>>>>

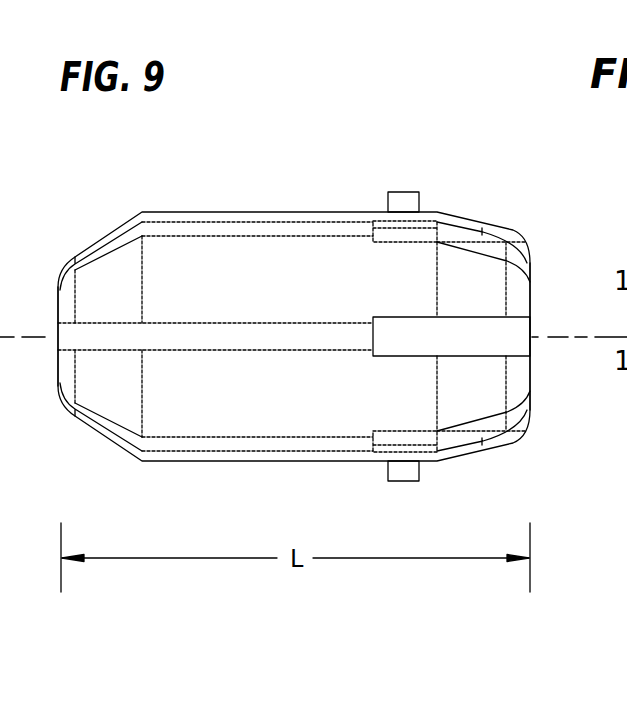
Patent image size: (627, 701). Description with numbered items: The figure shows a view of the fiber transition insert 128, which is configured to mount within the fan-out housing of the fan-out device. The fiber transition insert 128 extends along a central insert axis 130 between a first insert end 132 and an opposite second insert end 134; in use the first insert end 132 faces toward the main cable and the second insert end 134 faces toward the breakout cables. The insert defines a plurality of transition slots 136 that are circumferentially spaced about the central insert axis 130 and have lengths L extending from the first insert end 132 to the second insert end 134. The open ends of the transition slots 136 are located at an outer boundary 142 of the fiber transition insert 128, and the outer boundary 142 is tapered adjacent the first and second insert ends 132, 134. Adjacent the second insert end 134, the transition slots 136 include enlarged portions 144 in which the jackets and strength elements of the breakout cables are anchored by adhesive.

The fiber transition insert 128 is at (281, 190).
The central insert axis 130 is at (557, 340).
The first insert end 132 is at (43, 390).
The second insert end 134 is at (538, 280).
The transition slots 136 is at (192, 227).
The outer boundary 142 is at (122, 223).
The enlarged portions 144 is at (482, 233).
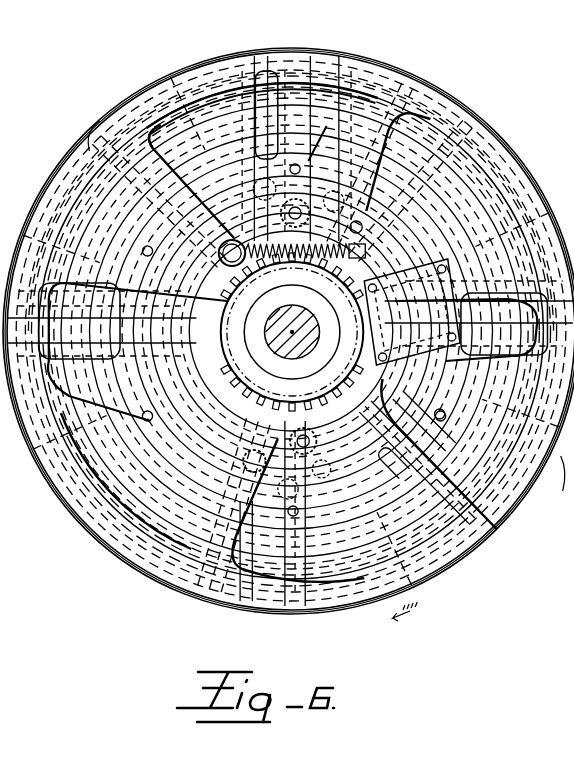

<<<<

**Task brief**: Write out every line of the records above word for word, leaving out the pictures.

**Task solution**:
Patent image size: (627, 701). Description with numbered items: The figure shows a view of the fiber transition insert 128, which is configured to mount within the fan-out housing of the fan-out device. The fiber transition insert 128 extends along a central insert axis 130 between a first insert end 132 and an opposite second insert end 134; in use the first insert end 132 faces toward the main cable and the second insert end 134 faces toward the breakout cables. The insert defines a plurality of transition slots 136 that are circumferentially spaced about the central insert axis 130 and have lengths L extending from the first insert end 132 to the second insert end 134. The open ends of the transition slots 136 are located at an outer boundary 142 of the fiber transition insert 128, and the outer boundary 142 is tapered adjacent the first and second insert ends 132, 134. Adjacent the second insert end 134, the transition slots 136 include enlarged portions 144 in which the jackets and strength elements of the breakout cables are anchored by adhesive.

The fiber transition insert 128 is at (281, 190).
The central insert axis 130 is at (557, 340).
The first insert end 132 is at (43, 390).
The second insert end 134 is at (538, 280).
The transition slots 136 is at (192, 227).
The outer boundary 142 is at (122, 223).
The enlarged portions 144 is at (482, 233).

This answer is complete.